§ **Text excerpt**

The photosensitive resin composition may further include malonic acid, 3-amino-1,2-propanediol, a silane coupling agent, a leveling agent, a surfactant, or a combination thereof.
The embodiments may be realized by providing a photosensitive resin layer manufactured using the photosensitive resin composition according to an embodiment.
The embodiments may be realized by providing a display device comprising the photosensitive resin layer according to an embodiment.
The display device may be a micro OLED display device that includes an OLED substrate on a silicon wafer and a color filter layer stacked on the OLED substrate, the color filter layer being configured to convert white light generated from the OLED substrate into a plurality of color lights, and the color filter layer may include a red color filter, a green color filter, and a blue color filter.
The embodiments may be realized by providing a method of manufacturing a photosensitive resin layer, the method including coating the photosensitive resin composition according to an embodiment on a substrate; prebaking at a temperature of about 100° C. or lower after coating; exposing to i-line after the prebaking, and developing after exposing.

§ **Stated exercise A**
According to the photosensitive resin text, at what temperature is the prebaking carried out after coating?
§ **Stated exercise B**
Pick up the photosensitive resin text right after its final sentence and carry it forward.
You won't need the records that come next.

Layout annotation data
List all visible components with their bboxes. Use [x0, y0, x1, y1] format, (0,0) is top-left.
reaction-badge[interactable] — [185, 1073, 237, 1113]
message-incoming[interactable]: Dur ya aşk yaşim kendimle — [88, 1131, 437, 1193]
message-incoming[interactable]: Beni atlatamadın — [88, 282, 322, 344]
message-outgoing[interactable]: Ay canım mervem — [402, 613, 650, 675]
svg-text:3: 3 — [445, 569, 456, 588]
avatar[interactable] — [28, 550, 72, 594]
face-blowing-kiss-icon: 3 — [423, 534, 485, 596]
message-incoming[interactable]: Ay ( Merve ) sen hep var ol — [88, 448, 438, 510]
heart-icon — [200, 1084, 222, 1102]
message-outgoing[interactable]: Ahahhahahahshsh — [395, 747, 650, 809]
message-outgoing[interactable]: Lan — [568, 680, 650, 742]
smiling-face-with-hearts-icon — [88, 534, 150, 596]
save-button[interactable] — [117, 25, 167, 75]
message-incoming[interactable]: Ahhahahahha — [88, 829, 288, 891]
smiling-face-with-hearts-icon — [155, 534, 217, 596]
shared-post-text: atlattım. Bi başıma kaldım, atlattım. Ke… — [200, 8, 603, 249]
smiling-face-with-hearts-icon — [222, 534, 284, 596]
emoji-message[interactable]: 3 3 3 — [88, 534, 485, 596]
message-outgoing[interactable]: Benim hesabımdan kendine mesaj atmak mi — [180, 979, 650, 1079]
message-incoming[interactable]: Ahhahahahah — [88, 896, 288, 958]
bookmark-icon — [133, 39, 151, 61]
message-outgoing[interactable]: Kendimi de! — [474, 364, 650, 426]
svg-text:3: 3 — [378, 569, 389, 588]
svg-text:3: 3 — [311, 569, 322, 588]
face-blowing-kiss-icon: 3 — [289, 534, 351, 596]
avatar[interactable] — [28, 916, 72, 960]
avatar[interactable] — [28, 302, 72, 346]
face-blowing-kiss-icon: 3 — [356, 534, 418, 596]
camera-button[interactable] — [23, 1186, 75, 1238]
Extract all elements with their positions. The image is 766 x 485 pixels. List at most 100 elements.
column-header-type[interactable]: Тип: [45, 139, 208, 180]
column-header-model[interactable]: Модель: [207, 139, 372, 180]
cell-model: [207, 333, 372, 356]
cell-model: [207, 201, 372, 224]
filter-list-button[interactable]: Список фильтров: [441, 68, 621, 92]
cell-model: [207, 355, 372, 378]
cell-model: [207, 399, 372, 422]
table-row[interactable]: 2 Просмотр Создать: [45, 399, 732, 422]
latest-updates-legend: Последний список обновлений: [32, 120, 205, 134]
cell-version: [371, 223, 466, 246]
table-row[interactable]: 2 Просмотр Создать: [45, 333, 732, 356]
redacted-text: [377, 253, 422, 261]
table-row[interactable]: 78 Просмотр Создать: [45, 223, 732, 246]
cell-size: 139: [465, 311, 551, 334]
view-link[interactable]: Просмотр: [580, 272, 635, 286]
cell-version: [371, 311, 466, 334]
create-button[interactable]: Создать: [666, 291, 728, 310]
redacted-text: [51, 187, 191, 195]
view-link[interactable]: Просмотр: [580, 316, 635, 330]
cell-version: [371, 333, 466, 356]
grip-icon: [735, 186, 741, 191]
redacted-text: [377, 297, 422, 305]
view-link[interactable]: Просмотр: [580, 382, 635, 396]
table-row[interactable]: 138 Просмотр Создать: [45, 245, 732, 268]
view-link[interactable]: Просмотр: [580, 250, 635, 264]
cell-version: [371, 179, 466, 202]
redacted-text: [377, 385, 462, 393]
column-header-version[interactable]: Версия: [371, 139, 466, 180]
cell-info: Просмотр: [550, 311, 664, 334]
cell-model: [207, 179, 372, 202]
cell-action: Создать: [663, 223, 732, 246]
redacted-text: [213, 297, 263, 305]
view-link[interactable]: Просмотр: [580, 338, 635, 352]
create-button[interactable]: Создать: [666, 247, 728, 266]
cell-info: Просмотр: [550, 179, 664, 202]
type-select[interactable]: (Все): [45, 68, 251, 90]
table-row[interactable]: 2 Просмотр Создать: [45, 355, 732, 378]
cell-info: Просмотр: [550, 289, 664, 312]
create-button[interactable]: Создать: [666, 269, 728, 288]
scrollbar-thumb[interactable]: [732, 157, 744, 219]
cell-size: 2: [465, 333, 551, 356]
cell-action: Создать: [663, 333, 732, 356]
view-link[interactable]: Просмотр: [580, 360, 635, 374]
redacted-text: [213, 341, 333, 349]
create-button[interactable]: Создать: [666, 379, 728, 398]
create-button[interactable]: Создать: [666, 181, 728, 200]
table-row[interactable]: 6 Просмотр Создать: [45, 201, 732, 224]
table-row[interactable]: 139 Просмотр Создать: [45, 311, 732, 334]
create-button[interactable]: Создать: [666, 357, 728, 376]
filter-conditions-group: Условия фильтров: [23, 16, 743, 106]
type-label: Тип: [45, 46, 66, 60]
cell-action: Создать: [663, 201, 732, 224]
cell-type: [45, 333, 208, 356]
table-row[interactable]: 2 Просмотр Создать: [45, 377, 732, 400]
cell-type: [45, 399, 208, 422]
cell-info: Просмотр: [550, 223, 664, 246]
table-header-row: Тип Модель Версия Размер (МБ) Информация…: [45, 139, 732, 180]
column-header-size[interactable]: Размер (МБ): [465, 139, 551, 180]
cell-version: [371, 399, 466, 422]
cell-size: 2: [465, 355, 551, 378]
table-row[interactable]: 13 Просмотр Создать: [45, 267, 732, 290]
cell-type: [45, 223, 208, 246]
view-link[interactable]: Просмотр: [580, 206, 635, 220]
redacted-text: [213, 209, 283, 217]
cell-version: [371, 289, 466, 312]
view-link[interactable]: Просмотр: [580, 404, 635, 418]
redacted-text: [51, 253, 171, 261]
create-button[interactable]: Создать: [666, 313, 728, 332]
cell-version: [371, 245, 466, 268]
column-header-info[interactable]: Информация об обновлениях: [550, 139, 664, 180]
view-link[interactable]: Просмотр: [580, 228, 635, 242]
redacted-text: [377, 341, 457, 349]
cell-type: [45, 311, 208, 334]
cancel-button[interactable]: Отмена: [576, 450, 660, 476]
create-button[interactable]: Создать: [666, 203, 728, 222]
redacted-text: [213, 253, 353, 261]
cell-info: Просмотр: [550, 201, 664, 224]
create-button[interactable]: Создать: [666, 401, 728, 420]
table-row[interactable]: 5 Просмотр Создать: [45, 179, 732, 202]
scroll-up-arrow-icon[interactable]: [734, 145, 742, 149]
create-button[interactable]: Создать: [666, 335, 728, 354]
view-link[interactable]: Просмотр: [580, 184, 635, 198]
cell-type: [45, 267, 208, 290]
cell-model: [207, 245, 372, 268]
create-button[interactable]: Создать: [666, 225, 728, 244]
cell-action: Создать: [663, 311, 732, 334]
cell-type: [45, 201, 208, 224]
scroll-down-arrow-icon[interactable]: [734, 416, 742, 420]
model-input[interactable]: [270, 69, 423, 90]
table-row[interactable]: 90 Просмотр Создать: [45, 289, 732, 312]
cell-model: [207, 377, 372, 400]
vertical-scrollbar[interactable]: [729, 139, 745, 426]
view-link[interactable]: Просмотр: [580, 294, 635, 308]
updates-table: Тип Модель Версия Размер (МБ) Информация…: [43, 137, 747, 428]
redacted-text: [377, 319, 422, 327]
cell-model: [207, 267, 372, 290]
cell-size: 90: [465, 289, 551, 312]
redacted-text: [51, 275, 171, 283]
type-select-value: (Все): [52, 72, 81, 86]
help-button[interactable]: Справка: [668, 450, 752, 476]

§ **Final answer A**
At about 100° C or lower.

§ **Final answer B**
BRIEF DESCRIPTION OF THE DRAWING
Features will be apparent to those of skill in the art by describing in detail exemplary embodiments with reference to the attached drawing in which:
the FIGURE is a graph showing the spectral spectra of the photosensitive resin compositions according to Example 1 and Comparative Example 3.
DETAILED DESCRIPTION
Example embodiments will now be described more fully hereinafter with reference to the accompanying drawing; however, they may be embodied in different forms and should not be construed as limited to the embodiments set forth herein. Rather, these embodiments are provided so that this disclosure will be thorough and complete, and will fully convey exemplary implementations to those skilled in the art.
It will also be understood that when a layer or element is referred to as being “on” another layer or element, it can be directly on the other layer or element, or intervening layers may also be present. In addition, it will also be understood that when a layer is referred to as being “between” two layers, it can be the only layer between the two layers, or one or more intervening layers may also be present. As used herein, the term “or” is not necessarily an exclusive term, e.g., “A or B” would include A, B, or A and B.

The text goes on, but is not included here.